Decide whether each statement agrees with the passage on global climate mitigation efforts, answering yes or no and quoting the words of the passage that settle it. 1. The Kyoto Protocol came into force in 1997. 2. As of 2020, 56 countries had climate-specific laws targeting GHG emission reductions. 3. Climate policies already give full coverage to emissions from the agricultural sector.

# start of Page text

The Current Status of Global Climate Mitigation Efforts

The 1997 Kyoto Protocol, which came into force in 2005, was successful in transitioning countries toward building capacity for expanded (national and international) accounting and reporting of GHG emissions. The 2015 Paris Agreement, which entered into force in 2016, built on this progress by motivating its worldwide signatories to set national and sectoral goals for developing climate mitigation and adaptation policies, targets, and strategies. Mitigation policy applications have become more commonplace since the advent of these international climate treaties. As of 2020, climate-specific laws that targeted GHG emission reductions were in place in 56 countries, and if fully and successfully implemented would account for 53% of global emissions. These policies have resulted in slashed carbon emissions for many nations due to mitigation actions that have improved energy efficiency, reduced deforestation, and amplified the deployment of supporting technologies. There are still opportunities though to widen the limited coverage of climate policies that deal with emissions from the agricultural and industrial materials sectors, among others.

# end of Page text
# start of Provided material

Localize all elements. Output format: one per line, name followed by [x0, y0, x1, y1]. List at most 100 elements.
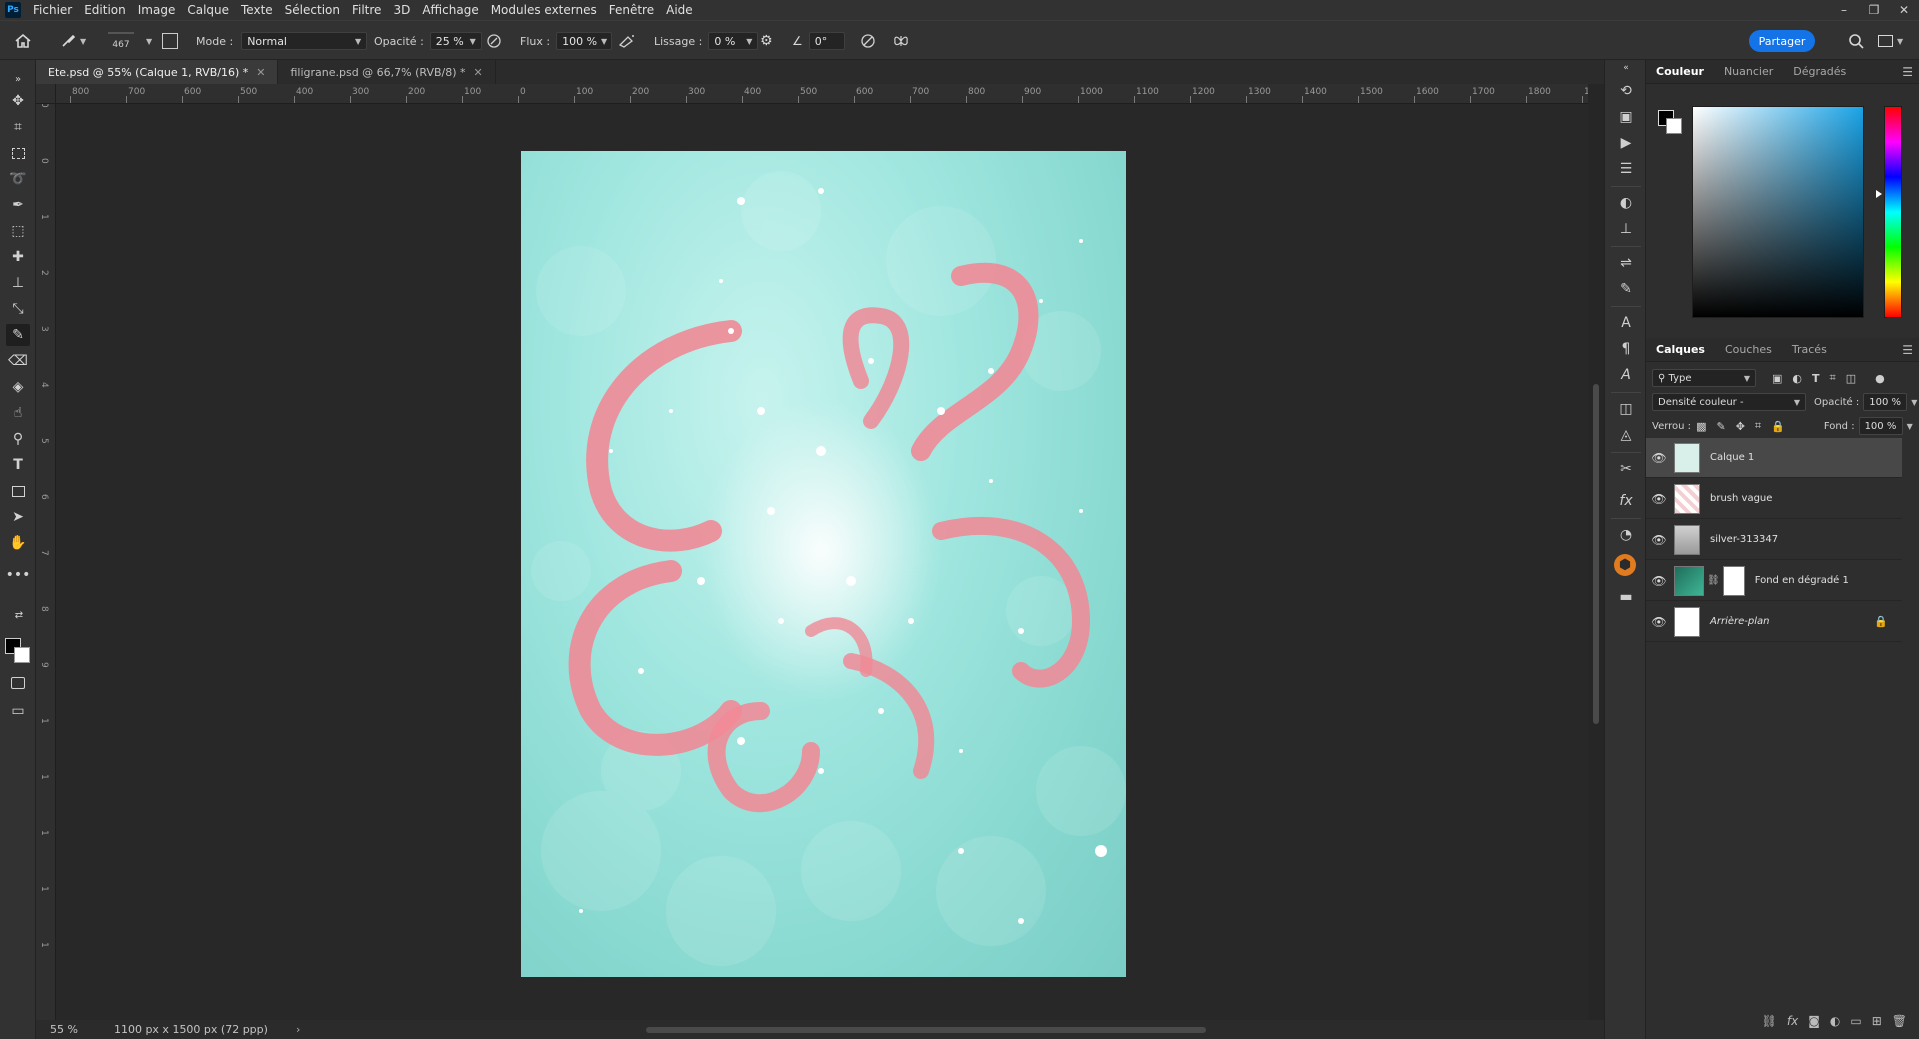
actions-panel-button[interactable]: ▶	[1614, 132, 1638, 154]
lock-icon[interactable]: 🔒	[1874, 615, 1888, 628]
adjustment-layer-icon[interactable]: ◐	[1830, 1014, 1840, 1028]
link-layers-icon[interactable]: ⛓	[1762, 1014, 1777, 1028]
hand-tool[interactable]: ✋	[6, 532, 30, 554]
lock-image-icon[interactable]: ✎	[1716, 420, 1725, 433]
layer-row-arriere-plan[interactable]: 👁 Arrière-plan 🔒	[1646, 602, 1902, 642]
timeline-panel-button[interactable]: ▬	[1614, 586, 1638, 608]
menu-aide[interactable]: Aide	[660, 0, 699, 20]
share-button[interactable]: Partager	[1749, 30, 1815, 52]
flow-field[interactable]: 100 % ▼	[556, 32, 613, 50]
close-window-button[interactable]: ✕	[1889, 0, 1919, 20]
tab-traces[interactable]: Tracés	[1782, 338, 1837, 361]
status-menu-arrow[interactable]: ›	[296, 1023, 300, 1036]
lock-position-icon[interactable]: ✥	[1736, 420, 1745, 433]
chevron-down-icon[interactable]: ▼	[1907, 422, 1913, 431]
type-tool[interactable]: T	[6, 454, 30, 476]
history-panel-button[interactable]: ⟲	[1614, 80, 1638, 102]
new-layer-icon[interactable]: ⊞	[1872, 1014, 1882, 1028]
shapes-panel-button[interactable]: ◫	[1614, 398, 1638, 420]
panel-menu-icon[interactable]: ☰	[1902, 343, 1913, 357]
vertical-scroll-thumb[interactable]	[1593, 384, 1599, 724]
minimize-button[interactable]: –	[1829, 0, 1859, 20]
layer-mask-thumbnail[interactable]	[1722, 565, 1745, 596]
styles-panel-button[interactable]: ◬	[1614, 424, 1638, 446]
airbrush-toggle[interactable]	[618, 21, 636, 61]
tab-degrades[interactable]: Dégradés	[1783, 60, 1856, 83]
quick-mask-button[interactable]	[6, 672, 30, 694]
clone-stamp-tool[interactable]: ⊥	[6, 272, 30, 294]
filter-pixel-icon[interactable]: ▣	[1772, 372, 1782, 385]
menu-affichage[interactable]: Affichage	[416, 0, 484, 20]
pressure-opacity-toggle[interactable]	[486, 21, 502, 61]
crop-tool[interactable]: ⌗	[6, 116, 30, 138]
eye-icon[interactable]: 👁	[1646, 492, 1672, 506]
fx-panel-button[interactable]: fx	[1614, 490, 1638, 512]
swap-colors-button[interactable]: ⇄	[6, 608, 32, 622]
character-panel-button[interactable]: A	[1614, 312, 1638, 334]
menu-modules-externes[interactable]: Modules externes	[485, 0, 603, 20]
filter-shape-icon[interactable]: ⌗	[1830, 371, 1836, 385]
restore-button[interactable]: ❐	[1859, 0, 1889, 20]
horizontal-scroll-thumb[interactable]	[646, 1027, 1206, 1033]
more-tools-button[interactable]: •••	[6, 564, 31, 586]
menu-edition[interactable]: Edition	[78, 0, 132, 20]
menu-fenetre[interactable]: Fenêtre	[603, 0, 660, 20]
eraser-tool[interactable]: ⌫	[6, 350, 30, 372]
navigator-panel-button[interactable]: ◔	[1614, 524, 1638, 546]
vertical-scrollbar[interactable]	[1588, 84, 1604, 1020]
eye-icon[interactable]: 👁	[1646, 615, 1672, 629]
panel-menu-icon[interactable]: ☰	[1902, 65, 1913, 79]
menu-3d[interactable]: 3D	[387, 0, 416, 20]
lock-artboard-icon[interactable]: ⌗	[1755, 419, 1761, 433]
horizontal-ruler[interactable]: 800 700 600 500 400 300 200 100 0 100 200 300 400 500…	[56, 84, 1588, 104]
move-tool[interactable]: ✥	[6, 90, 30, 112]
layer-opacity-field[interactable]: 100 %	[1863, 393, 1908, 411]
layer-filter-select[interactable]: ⚲ Type ▼	[1652, 369, 1756, 387]
brush-size-preview[interactable]: 467	[108, 21, 134, 61]
tab-calques[interactable]: Calques	[1646, 338, 1715, 361]
color-background-swatch[interactable]	[1666, 118, 1682, 134]
hue-slider-marker[interactable]	[1876, 190, 1882, 198]
tab-nuancier[interactable]: Nuancier	[1714, 60, 1783, 83]
collapse-tools-icon[interactable]: »	[6, 68, 30, 90]
fill-field[interactable]: 100 %	[1858, 417, 1903, 435]
layer-row-fond-en-degrade-1[interactable]: 👁 ⛓ Fond en dégradé 1	[1646, 561, 1902, 601]
home-button[interactable]	[14, 21, 32, 61]
eye-icon[interactable]: 👁	[1646, 574, 1672, 588]
pressure-size-toggle[interactable]	[860, 21, 876, 61]
menu-selection[interactable]: Sélection	[279, 0, 346, 20]
layer-row-silver-313347[interactable]: 👁 silver-313347	[1646, 520, 1902, 560]
shape-tool[interactable]	[6, 480, 30, 502]
properties-panel-button[interactable]: ☰	[1614, 158, 1638, 180]
lasso-tool[interactable]: ➰	[6, 168, 30, 190]
ruler-corner[interactable]	[36, 84, 56, 104]
brush-tool[interactable]: ✎	[6, 324, 30, 346]
color-picker-field[interactable]	[1692, 106, 1864, 318]
blend-mode-select[interactable]: Densité couleur - ▼	[1652, 393, 1806, 411]
smoothing-options-button[interactable]: ⚙	[760, 21, 773, 61]
layer-row-brush-vague[interactable]: 👁 brush vague	[1646, 479, 1902, 519]
path-selection-tool[interactable]: ➤	[6, 506, 30, 528]
brush-settings-toggle[interactable]	[162, 21, 178, 61]
workspace-button[interactable]: ▼	[1878, 21, 1903, 61]
filter-adjustment-icon[interactable]: ◐	[1792, 372, 1802, 385]
document-canvas[interactable]	[521, 151, 1126, 977]
tab-couches[interactable]: Couches	[1715, 338, 1782, 361]
clone-source-panel-button[interactable]: ⊥	[1614, 218, 1638, 240]
menu-fichier[interactable]: Fichier	[27, 0, 78, 20]
adjustments-panel-button[interactable]: ◐	[1614, 192, 1638, 214]
filter-type-icon[interactable]: T	[1812, 372, 1820, 385]
glyphs-panel-button[interactable]: A	[1614, 364, 1638, 386]
zoom-level[interactable]: 55 %	[50, 1023, 78, 1036]
healing-brush-tool[interactable]: ✚	[6, 246, 30, 268]
eye-icon[interactable]: 👁	[1646, 533, 1672, 547]
plugin-panel-button[interactable]: ⬢	[1614, 554, 1636, 576]
brush-size-caret[interactable]: ▼	[142, 21, 152, 61]
paragraph-panel-button[interactable]: ¶	[1614, 338, 1638, 360]
close-icon[interactable]: ✕	[474, 66, 483, 79]
lock-all-icon[interactable]: 🔒	[1771, 420, 1785, 433]
opacity-field[interactable]: 25 % ▼	[429, 32, 482, 50]
chain-link-icon[interactable]: ⛓	[1707, 575, 1720, 586]
dodge-tool[interactable]: ⚲	[6, 428, 30, 450]
filter-toggle-icon[interactable]: ●	[1875, 372, 1885, 385]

# end of Provided material

▶ **Task solution**:
1. No: "The 1997 Kyoto Protocol, which came into force in 2005"
2. Yes: "As of 2020, climate-specific laws that targeted GHG emission reductions were in place in 56 countries"
3. No: "There are still opportunities though to widen the limited coverage of climate policies that deal with emissions from the agricultural and industrial materials sectors"